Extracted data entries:
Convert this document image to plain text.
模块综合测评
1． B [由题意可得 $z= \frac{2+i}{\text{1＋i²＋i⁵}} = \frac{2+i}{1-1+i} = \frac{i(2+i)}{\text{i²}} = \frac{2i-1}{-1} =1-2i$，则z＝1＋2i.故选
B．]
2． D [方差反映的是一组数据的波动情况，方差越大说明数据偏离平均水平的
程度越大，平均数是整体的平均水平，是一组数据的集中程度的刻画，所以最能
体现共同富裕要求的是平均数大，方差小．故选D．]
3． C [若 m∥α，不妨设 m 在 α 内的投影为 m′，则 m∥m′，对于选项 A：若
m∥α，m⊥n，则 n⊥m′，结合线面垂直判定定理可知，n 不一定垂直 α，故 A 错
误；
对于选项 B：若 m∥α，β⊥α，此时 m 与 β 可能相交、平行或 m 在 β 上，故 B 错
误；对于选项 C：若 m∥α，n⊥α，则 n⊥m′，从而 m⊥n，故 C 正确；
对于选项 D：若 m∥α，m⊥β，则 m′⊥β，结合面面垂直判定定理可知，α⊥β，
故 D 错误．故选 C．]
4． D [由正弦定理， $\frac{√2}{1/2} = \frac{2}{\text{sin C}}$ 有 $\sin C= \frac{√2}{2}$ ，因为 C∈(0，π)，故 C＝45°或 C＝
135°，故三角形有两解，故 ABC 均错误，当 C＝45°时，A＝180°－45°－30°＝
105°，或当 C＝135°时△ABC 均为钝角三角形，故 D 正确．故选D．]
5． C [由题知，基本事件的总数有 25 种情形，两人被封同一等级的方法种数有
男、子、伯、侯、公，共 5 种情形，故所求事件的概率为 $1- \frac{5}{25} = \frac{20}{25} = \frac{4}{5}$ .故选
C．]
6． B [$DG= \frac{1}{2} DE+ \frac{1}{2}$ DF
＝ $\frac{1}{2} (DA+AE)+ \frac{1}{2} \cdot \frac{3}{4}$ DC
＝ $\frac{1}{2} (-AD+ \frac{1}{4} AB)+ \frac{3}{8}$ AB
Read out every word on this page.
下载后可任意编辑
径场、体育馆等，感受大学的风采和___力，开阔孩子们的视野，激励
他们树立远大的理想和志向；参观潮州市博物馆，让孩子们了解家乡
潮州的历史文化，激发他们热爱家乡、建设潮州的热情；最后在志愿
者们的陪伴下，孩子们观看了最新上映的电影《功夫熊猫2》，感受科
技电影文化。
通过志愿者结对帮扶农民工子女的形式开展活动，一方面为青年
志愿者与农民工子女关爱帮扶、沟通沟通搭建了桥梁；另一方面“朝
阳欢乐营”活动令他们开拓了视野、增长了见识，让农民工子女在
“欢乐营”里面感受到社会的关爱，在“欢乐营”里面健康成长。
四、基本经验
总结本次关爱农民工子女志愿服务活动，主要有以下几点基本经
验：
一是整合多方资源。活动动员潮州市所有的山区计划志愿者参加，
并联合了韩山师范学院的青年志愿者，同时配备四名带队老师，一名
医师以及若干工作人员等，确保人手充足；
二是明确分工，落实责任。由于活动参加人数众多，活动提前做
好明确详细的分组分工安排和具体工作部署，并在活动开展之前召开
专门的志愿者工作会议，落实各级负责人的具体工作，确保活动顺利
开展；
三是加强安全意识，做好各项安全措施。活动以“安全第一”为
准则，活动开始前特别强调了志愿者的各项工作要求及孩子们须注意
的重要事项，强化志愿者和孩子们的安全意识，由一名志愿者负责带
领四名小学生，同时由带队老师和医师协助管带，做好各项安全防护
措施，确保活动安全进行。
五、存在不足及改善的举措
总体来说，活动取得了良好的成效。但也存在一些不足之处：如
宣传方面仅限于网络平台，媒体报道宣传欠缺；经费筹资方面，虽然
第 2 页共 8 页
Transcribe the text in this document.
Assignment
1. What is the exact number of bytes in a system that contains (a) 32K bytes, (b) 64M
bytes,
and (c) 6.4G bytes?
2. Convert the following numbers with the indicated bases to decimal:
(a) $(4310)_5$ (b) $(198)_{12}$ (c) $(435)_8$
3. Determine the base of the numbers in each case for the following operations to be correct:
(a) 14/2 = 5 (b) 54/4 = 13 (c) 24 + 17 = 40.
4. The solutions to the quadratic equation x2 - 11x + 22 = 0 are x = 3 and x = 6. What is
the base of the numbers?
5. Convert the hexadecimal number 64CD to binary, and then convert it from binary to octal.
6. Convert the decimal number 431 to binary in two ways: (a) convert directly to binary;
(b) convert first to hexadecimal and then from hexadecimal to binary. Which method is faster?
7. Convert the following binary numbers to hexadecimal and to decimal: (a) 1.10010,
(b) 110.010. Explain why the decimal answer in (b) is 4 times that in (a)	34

● **Task description**
Your task is to repeat every entry exactly.

● **Result**
Convert this document image to plain text.
模块综合测评
1． B [由题意可得 $z= \frac{2+i}{\text{1＋i²＋i⁵}} = \frac{2+i}{1-1+i} = \frac{i(2+i)}{\text{i²}} = \frac{2i-1}{-1} =1-2i$，则z＝1＋2i.故选
B．]
2． D [方差反映的是一组数据的波动情况，方差越大说明数据偏离平均水平的
程度越大，平均数是整体的平均水平，是一组数据的集中程度的刻画，所以最能
体现共同富裕要求的是平均数大，方差小．故选D．]
3． C [若 m∥α，不妨设 m 在 α 内的投影为 m′，则 m∥m′，对于选项 A：若
m∥α，m⊥n，则 n⊥m′，结合线面垂直判定定理可知，n 不一定垂直 α，故 A 错
误；
对于选项 B：若 m∥α，β⊥α，此时 m 与 β 可能相交、平行或 m 在 β 上，故 B 错
误；对于选项 C：若 m∥α，n⊥α，则 n⊥m′，从而 m⊥n，故 C 正确；
对于选项 D：若 m∥α，m⊥β，则 m′⊥β，结合面面垂直判定定理可知，α⊥β，
故 D 错误．故选 C．]
4． D [由正弦定理， $\frac{√2}{1/2} = \frac{2}{\text{sin C}}$ 有 $\sin C= \frac{√2}{2}$ ，因为 C∈(0，π)，故 C＝45°或 C＝
135°，故三角形有两解，故 ABC 均错误，当 C＝45°时，A＝180°－45°－30°＝
105°，或当 C＝135°时△ABC 均为钝角三角形，故 D 正确．故选D．]
5． C [由题知，基本事件的总数有 25 种情形，两人被封同一等级的方法种数有
男、子、伯、侯、公，共 5 种情形，故所求事件的概率为 $1- \frac{5}{25} = \frac{20}{25} = \frac{4}{5}$ .故选
C．]
6． B [$DG= \frac{1}{2} DE+ \frac{1}{2}$ DF
＝ $\frac{1}{2} (DA+AE)+ \frac{1}{2} \cdot \frac{3}{4}$ DC
＝ $\frac{1}{2} (-AD+ \frac{1}{4} AB)+ \frac{3}{8}$ AB
Read out every word on this page.
下载后可任意编辑
径场、体育馆等，感受大学的风采和___力，开阔孩子们的视野，激励
他们树立远大的理想和志向；参观潮州市博物馆，让孩子们了解家乡
潮州的历史文化，激发他们热爱家乡、建设潮州的热情；最后在志愿
者们的陪伴下，孩子们观看了最新上映的电影《功夫熊猫2》，感受科
技电影文化。
通过志愿者结对帮扶农民工子女的形式开展活动，一方面为青年
志愿者与农民工子女关爱帮扶、沟通沟通搭建了桥梁；另一方面“朝
阳欢乐营”活动令他们开拓了视野、增长了见识，让农民工子女在
“欢乐营”里面感受到社会的关爱，在“欢乐营”里面健康成长。
四、基本经验
总结本次关爱农民工子女志愿服务活动，主要有以下几点基本经
验：
一是整合多方资源。活动动员潮州市所有的山区计划志愿者参加，
并联合了韩山师范学院的青年志愿者，同时配备四名带队老师，一名
医师以及若干工作人员等，确保人手充足；
二是明确分工，落实责任。由于活动参加人数众多，活动提前做
好明确详细的分组分工安排和具体工作部署，并在活动开展之前召开
专门的志愿者工作会议，落实各级负责人的具体工作，确保活动顺利
开展；
三是加强安全意识，做好各项安全措施。活动以“安全第一”为
准则，活动开始前特别强调了志愿者的各项工作要求及孩子们须注意
的重要事项，强化志愿者和孩子们的安全意识，由一名志愿者负责带
领四名小学生，同时由带队老师和医师协助管带，做好各项安全防护
措施，确保活动安全进行。
五、存在不足及改善的举措
总体来说，活动取得了良好的成效。但也存在一些不足之处：如
宣传方面仅限于网络平台，媒体报道宣传欠缺；经费筹资方面，虽然
第 2 页共 8 页
Transcribe the text in this document.
Assignment
1. What is the exact number of bytes in a system that contains (a) 32K bytes, (b) 64M
bytes,
and (c) 6.4G bytes?
2. Convert the following numbers with the indicated bases to decimal:
(a) $(4310)_5$ (b) $(198)_{12}$ (c) $(435)_8$
3. Determine the base of the numbers in each case for the following operations to be correct:
(a) 14/2 = 5 (b) 54/4 = 13 (c) 24 + 17 = 40.
4. The solutions to the quadratic equation x2 - 11x + 22 = 0 are x = 3 and x = 6. What is
the base of the numbers?
5. Convert the hexadecimal number 64CD to binary, and then convert it from binary to octal.
6. Convert the decimal number 431 to binary in two ways: (a) convert directly to binary;
(b) convert first to hexadecimal and then from hexadecimal to binary. Which method is faster?
7. Convert the following binary numbers to hexadecimal and to decimal: (a) 1.10010,
(b) 110.010. Explain why the decimal answer in (b) is 4 times that in (a)	34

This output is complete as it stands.